__Problem to work on__: Write the rows below as a numbered list, from the first one through the line containing "list-item: - Approach", with both of those lines included and any blank lines left out.

__Provided records__:

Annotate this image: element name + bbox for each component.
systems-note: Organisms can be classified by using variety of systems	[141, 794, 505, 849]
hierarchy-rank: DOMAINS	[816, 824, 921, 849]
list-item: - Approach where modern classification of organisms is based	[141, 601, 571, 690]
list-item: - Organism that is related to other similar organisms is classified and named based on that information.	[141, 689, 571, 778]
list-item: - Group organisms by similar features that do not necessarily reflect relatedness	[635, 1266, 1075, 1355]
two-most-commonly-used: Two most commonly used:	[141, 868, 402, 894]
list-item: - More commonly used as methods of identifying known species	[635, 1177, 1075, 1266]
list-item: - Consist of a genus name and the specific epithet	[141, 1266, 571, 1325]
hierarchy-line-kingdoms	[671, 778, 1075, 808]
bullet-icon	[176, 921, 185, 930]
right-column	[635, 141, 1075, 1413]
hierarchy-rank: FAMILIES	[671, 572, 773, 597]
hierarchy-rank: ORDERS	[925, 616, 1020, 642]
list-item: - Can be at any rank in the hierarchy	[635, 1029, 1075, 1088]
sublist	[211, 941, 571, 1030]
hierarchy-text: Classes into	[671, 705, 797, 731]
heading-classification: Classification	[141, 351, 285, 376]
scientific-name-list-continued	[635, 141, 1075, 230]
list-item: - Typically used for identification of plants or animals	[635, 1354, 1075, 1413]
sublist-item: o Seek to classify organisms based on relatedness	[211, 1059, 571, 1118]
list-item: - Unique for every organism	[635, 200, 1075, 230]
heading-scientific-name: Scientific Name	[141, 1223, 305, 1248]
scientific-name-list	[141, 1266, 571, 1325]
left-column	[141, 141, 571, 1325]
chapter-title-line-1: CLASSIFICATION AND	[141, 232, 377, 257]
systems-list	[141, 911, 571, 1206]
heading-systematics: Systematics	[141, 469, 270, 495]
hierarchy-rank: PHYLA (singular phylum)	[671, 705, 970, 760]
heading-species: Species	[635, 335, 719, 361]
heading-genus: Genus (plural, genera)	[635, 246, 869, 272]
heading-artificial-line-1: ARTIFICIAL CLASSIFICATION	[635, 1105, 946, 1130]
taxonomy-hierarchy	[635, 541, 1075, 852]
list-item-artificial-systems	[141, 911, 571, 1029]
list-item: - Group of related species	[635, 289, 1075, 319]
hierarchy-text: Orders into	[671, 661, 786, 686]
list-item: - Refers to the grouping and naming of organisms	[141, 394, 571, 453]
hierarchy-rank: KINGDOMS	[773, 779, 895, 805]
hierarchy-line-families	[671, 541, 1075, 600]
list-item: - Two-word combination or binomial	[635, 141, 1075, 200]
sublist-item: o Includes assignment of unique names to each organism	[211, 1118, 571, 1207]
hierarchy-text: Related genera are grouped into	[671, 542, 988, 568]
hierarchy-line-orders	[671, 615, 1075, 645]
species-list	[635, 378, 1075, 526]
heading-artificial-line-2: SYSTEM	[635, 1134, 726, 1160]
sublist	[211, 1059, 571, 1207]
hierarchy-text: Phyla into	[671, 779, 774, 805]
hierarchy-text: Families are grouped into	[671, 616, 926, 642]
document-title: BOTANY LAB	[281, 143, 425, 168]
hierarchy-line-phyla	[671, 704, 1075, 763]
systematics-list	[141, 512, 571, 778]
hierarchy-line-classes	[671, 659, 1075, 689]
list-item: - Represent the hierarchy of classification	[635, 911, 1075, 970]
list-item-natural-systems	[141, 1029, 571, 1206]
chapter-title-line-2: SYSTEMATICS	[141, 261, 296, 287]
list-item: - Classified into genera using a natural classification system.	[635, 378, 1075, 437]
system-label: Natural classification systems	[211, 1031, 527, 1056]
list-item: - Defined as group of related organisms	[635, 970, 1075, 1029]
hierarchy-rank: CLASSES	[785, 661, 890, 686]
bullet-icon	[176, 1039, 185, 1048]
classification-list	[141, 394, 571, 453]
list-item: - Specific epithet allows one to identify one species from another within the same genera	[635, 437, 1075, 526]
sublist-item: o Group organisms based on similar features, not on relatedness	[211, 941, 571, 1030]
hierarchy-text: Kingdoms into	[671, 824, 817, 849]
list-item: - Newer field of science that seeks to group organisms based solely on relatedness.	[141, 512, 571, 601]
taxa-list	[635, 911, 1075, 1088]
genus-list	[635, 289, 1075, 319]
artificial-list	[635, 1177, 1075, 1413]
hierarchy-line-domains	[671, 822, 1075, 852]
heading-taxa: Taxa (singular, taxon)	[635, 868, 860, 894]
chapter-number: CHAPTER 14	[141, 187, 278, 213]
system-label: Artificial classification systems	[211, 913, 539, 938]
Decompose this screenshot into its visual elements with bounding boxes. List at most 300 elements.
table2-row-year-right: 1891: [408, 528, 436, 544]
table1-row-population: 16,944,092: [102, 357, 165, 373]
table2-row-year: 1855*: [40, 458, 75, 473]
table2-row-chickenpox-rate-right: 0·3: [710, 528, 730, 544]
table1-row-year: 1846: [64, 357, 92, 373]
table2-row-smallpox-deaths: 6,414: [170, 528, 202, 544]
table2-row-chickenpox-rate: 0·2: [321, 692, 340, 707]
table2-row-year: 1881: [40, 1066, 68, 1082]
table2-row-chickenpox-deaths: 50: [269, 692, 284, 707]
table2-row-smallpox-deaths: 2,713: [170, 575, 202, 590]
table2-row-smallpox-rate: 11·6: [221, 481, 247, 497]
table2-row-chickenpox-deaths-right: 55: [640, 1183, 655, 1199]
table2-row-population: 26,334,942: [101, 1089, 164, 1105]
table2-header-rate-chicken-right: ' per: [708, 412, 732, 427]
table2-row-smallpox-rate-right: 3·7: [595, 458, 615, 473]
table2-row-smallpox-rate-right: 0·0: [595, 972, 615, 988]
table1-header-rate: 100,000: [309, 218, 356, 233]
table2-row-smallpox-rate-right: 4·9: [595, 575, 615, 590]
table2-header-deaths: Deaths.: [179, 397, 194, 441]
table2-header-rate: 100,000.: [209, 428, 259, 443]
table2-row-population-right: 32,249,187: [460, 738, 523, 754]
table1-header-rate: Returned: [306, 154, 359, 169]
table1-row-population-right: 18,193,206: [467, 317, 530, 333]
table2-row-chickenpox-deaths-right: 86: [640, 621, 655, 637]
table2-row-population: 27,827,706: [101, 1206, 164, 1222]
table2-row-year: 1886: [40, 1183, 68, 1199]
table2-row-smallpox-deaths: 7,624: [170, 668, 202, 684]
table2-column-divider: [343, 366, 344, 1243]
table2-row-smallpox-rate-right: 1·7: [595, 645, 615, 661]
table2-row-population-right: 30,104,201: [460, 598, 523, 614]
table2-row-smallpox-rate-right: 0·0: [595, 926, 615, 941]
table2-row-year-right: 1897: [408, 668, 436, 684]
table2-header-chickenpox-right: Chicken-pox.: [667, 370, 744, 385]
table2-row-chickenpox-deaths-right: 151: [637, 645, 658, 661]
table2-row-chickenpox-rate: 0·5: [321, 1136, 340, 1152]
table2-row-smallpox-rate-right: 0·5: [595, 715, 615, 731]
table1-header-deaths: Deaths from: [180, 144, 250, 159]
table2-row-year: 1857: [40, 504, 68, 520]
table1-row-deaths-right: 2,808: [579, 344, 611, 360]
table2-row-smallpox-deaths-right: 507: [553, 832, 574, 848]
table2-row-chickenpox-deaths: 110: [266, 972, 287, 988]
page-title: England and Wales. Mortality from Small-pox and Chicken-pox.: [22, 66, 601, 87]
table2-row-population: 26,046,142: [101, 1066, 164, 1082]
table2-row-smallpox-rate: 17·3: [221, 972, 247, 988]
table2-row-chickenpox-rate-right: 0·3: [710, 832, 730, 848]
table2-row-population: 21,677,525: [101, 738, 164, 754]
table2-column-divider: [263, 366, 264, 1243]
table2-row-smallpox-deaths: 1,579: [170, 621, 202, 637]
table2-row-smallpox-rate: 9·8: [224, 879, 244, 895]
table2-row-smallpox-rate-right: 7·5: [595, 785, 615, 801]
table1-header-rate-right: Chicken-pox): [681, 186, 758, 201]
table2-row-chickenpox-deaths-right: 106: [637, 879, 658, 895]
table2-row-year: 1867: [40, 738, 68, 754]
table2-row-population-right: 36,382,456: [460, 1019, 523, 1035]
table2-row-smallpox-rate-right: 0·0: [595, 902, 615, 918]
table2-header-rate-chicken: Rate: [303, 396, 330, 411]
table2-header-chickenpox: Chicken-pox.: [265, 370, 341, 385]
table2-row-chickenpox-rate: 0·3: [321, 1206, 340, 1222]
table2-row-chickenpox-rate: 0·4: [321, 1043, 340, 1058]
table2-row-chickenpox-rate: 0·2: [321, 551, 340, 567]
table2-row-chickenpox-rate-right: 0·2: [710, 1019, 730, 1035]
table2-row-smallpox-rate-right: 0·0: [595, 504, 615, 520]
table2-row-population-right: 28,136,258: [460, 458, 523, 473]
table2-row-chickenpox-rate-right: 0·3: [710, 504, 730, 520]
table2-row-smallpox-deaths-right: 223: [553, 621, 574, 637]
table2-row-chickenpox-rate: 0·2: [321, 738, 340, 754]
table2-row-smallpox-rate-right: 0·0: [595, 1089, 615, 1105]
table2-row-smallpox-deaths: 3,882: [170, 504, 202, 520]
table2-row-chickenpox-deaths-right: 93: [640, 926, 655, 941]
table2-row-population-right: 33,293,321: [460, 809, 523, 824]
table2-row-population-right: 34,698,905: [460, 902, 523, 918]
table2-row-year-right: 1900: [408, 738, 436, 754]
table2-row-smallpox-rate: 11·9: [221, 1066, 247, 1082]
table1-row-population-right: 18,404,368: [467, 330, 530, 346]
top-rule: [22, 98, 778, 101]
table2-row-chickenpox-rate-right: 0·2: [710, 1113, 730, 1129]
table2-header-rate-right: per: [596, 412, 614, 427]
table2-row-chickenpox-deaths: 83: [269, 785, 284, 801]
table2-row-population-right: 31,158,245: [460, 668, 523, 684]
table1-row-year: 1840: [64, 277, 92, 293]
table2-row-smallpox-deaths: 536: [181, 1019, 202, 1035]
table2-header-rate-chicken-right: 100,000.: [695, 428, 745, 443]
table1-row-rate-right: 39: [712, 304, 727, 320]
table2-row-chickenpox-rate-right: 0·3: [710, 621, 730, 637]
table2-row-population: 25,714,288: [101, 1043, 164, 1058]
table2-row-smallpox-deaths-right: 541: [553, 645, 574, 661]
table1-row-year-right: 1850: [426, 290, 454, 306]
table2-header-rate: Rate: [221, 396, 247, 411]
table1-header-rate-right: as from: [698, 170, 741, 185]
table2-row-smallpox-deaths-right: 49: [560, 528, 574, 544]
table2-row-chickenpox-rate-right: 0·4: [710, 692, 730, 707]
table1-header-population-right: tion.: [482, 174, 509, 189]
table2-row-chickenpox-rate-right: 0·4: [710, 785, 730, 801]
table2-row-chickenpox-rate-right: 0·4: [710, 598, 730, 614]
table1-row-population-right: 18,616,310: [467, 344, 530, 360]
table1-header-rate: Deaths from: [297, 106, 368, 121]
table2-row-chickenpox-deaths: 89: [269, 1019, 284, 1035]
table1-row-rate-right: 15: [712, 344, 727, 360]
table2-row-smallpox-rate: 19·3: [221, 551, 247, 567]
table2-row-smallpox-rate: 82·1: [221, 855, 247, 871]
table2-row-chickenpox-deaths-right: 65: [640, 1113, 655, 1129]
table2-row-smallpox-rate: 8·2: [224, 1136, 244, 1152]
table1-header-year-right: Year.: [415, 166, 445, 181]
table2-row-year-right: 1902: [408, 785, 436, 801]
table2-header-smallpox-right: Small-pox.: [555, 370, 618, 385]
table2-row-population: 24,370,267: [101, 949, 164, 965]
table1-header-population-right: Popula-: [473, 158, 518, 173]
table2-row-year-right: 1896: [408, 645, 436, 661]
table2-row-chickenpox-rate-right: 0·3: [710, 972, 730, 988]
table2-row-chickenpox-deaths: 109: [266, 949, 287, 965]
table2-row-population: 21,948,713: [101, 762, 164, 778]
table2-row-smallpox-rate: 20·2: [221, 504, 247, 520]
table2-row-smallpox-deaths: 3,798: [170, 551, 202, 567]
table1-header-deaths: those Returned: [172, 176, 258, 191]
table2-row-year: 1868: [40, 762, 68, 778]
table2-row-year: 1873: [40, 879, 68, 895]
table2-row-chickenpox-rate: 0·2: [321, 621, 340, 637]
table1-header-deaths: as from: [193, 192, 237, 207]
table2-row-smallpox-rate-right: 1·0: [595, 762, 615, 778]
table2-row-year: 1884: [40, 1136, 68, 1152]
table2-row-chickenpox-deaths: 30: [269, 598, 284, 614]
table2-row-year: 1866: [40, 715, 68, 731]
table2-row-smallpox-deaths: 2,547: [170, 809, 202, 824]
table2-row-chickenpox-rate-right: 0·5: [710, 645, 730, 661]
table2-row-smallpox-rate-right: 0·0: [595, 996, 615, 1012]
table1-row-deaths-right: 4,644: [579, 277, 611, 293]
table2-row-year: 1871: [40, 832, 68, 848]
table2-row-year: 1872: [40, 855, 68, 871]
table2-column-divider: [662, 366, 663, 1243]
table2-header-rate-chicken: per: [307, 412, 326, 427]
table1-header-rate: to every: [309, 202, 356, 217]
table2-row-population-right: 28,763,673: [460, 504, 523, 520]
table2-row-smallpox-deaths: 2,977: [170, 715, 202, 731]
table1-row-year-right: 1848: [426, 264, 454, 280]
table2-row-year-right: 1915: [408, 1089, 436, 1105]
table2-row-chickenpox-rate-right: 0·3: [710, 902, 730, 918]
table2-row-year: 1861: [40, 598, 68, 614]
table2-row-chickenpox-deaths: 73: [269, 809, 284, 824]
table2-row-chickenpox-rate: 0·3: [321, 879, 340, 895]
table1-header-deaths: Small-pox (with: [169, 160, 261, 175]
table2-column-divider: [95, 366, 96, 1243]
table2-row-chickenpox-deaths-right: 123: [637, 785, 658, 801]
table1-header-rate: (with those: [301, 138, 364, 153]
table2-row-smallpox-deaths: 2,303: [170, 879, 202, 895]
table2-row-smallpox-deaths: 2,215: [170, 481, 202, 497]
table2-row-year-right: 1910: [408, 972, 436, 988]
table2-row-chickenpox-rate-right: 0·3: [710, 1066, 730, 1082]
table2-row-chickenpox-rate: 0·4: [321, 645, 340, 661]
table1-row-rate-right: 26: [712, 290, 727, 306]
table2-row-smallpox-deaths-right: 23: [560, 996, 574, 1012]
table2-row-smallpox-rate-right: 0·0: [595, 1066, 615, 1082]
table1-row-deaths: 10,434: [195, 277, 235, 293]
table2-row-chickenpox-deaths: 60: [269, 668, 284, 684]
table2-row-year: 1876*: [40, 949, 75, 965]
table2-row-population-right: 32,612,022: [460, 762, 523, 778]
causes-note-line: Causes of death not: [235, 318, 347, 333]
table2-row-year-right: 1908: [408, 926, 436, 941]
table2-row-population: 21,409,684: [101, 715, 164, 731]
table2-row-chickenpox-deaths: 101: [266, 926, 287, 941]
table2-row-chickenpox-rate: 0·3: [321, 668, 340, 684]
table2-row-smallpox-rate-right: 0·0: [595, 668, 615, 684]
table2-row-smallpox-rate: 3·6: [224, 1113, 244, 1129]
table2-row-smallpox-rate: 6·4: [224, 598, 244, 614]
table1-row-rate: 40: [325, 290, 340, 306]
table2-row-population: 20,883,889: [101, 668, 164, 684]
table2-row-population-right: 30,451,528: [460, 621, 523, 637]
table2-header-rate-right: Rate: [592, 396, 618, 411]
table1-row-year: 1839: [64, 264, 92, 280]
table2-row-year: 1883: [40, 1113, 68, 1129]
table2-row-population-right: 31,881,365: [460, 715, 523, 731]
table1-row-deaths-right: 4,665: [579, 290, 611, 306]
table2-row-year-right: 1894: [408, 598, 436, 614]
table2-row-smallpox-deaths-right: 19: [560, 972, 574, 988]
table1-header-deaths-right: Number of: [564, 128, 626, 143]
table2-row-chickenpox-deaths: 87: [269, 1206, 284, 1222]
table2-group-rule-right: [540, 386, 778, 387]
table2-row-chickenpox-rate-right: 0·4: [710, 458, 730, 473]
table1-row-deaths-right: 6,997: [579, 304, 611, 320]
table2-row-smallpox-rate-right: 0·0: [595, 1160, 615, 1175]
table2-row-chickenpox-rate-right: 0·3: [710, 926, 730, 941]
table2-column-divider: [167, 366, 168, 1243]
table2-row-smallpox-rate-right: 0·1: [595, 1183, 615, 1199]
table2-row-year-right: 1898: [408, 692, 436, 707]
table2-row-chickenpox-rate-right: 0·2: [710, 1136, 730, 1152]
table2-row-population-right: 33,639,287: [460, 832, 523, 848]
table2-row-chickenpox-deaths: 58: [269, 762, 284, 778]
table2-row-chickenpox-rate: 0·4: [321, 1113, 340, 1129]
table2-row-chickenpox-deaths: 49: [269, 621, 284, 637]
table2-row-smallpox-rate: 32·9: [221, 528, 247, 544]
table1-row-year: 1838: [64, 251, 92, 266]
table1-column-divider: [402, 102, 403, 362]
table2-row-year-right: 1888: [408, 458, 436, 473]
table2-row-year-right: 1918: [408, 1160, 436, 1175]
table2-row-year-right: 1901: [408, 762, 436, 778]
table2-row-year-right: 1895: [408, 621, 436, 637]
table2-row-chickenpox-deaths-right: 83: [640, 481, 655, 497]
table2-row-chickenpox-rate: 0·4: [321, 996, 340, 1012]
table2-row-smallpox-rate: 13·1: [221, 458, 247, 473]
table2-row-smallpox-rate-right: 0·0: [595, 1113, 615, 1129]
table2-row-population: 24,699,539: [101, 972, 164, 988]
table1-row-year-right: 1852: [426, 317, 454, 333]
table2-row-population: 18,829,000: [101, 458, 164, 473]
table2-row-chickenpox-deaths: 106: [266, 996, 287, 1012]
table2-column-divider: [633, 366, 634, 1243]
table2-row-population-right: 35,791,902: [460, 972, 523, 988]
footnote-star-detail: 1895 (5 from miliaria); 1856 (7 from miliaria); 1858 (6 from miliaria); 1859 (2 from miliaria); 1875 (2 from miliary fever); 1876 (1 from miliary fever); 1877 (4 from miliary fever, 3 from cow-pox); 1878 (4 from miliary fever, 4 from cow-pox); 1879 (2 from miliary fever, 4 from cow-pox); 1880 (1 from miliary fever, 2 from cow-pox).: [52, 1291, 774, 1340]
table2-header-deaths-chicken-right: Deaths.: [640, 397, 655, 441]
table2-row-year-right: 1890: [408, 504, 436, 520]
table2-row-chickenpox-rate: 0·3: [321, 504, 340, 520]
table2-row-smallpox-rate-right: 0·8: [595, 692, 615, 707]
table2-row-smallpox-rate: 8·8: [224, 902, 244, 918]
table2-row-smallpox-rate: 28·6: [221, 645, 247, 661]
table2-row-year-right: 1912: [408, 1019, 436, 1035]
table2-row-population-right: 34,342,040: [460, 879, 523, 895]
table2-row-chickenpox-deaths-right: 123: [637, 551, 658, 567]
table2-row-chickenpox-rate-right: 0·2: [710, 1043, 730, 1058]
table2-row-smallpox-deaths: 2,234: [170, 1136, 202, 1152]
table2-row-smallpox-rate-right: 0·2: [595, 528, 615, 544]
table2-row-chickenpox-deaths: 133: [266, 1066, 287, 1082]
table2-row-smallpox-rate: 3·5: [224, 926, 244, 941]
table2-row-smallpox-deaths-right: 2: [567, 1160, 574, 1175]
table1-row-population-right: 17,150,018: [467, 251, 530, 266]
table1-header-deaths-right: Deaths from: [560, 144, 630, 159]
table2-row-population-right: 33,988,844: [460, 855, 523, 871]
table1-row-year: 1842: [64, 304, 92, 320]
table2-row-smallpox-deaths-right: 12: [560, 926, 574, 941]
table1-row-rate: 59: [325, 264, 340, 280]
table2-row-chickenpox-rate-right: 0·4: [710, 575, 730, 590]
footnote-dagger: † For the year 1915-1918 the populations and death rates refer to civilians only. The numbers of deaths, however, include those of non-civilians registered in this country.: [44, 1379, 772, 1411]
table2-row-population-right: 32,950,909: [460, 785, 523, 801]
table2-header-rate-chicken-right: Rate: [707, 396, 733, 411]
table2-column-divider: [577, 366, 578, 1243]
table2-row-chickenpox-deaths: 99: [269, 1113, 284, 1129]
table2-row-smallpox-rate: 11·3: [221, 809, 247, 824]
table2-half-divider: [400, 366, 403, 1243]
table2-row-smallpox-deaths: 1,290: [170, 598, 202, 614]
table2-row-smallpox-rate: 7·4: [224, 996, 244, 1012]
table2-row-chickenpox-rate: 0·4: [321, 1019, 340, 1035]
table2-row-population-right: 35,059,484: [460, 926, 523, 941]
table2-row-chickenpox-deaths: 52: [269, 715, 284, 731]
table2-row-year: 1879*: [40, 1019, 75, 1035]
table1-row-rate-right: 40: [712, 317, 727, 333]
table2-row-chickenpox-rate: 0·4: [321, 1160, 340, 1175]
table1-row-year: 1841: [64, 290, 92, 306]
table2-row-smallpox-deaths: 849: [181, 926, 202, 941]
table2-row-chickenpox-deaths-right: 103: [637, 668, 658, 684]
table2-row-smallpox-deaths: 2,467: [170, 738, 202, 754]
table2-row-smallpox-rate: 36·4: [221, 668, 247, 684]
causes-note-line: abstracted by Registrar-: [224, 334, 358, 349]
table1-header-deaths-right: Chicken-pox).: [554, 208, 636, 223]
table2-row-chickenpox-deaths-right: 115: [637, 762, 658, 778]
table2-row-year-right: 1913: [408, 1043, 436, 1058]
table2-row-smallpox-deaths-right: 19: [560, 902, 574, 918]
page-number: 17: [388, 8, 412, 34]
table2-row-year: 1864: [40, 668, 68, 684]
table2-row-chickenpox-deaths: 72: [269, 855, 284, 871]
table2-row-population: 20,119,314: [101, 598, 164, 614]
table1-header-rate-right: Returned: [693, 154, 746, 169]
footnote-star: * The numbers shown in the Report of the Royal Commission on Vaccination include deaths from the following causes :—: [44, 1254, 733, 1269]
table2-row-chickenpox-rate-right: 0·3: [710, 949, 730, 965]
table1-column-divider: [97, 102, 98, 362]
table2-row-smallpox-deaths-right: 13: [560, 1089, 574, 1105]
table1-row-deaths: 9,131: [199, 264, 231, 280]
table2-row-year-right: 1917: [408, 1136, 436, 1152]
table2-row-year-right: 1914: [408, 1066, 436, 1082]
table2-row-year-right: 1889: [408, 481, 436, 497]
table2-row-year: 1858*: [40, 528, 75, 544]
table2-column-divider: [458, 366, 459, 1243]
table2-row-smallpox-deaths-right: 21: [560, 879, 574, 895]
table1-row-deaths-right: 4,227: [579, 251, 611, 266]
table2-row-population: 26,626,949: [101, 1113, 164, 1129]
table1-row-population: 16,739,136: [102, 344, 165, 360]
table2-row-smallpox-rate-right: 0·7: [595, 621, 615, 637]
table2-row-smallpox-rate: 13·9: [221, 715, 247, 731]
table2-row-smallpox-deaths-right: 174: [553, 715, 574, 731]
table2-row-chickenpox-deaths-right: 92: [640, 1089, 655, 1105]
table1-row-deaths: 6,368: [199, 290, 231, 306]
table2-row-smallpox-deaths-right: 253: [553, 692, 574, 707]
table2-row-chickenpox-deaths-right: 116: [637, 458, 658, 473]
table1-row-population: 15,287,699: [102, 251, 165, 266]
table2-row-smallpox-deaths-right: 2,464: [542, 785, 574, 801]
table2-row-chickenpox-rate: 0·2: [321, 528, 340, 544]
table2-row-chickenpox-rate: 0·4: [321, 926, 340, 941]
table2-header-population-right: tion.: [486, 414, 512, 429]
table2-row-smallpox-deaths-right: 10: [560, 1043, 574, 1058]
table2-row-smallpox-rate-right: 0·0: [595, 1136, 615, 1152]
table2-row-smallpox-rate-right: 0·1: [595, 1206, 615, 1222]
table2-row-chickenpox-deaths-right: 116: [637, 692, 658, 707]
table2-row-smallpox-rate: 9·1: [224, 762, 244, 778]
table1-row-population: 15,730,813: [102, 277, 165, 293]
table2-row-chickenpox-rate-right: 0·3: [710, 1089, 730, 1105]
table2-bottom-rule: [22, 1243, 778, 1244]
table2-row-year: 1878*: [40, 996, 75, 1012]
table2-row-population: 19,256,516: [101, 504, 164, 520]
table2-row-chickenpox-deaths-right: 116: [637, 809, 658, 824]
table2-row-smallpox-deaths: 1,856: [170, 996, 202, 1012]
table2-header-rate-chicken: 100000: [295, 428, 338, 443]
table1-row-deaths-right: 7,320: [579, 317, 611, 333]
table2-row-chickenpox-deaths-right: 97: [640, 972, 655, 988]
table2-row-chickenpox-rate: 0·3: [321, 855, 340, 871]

__Written answer__:
1. Annotate this image: element name + bbox for each component.
2. systems-note: Organisms can be classified by using variety of systems	[141, 794, 505, 849]
3. hierarchy-rank: DOMAINS	[816, 824, 921, 849]
4. list-item: - Approach where modern classification of organisms is based	[141, 601, 571, 690]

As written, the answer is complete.